TASK OBJECTIVE:
From the listing below, pull out all lines with "据此回答" in them.

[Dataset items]
--- BEGIN ---

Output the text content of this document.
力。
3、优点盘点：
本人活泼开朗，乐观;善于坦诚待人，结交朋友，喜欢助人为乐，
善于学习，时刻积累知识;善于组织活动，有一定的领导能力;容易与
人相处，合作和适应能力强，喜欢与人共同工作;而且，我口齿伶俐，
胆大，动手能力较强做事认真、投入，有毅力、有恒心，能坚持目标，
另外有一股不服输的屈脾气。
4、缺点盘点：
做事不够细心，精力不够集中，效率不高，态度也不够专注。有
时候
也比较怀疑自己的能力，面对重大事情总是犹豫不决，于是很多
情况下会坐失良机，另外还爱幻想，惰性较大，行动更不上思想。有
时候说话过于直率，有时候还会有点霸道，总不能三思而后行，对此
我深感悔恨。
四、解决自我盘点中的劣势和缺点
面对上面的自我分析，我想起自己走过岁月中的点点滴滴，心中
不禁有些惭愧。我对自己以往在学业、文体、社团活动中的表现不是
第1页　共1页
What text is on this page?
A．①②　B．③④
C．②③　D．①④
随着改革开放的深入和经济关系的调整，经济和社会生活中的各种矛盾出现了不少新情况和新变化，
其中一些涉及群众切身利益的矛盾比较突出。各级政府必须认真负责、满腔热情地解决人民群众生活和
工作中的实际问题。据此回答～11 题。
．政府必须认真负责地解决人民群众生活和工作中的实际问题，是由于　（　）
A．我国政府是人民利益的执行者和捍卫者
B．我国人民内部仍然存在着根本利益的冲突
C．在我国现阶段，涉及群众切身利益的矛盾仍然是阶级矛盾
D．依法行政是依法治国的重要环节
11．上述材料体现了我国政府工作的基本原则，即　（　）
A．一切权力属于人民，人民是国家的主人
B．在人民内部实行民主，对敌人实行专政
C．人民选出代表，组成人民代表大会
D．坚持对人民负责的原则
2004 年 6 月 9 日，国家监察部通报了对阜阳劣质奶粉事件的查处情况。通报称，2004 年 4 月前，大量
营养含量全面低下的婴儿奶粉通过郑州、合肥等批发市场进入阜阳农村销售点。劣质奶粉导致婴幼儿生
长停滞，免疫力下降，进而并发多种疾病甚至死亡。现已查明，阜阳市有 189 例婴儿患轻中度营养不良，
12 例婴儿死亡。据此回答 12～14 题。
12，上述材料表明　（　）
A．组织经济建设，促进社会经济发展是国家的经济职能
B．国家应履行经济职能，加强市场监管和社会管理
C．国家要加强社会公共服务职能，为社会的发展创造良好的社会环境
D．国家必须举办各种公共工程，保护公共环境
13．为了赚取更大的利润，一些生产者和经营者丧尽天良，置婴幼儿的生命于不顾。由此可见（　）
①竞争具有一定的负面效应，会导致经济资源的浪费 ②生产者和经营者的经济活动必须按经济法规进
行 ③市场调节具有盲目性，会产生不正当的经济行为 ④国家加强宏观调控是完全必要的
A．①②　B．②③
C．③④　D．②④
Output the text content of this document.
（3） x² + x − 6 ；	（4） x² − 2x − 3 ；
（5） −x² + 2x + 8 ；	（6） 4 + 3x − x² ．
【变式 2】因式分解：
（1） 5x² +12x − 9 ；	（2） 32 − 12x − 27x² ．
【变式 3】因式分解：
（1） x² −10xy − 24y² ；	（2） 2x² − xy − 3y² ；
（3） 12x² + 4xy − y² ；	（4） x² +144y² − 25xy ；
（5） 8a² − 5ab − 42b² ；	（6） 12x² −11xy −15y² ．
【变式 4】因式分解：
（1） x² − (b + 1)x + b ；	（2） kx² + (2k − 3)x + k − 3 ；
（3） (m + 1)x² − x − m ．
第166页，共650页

--- END ---

EXERCISE SOLUTION:
工作中的实际问题。据此回答～11 题。
12 例婴儿死亡。据此回答 12～14 题。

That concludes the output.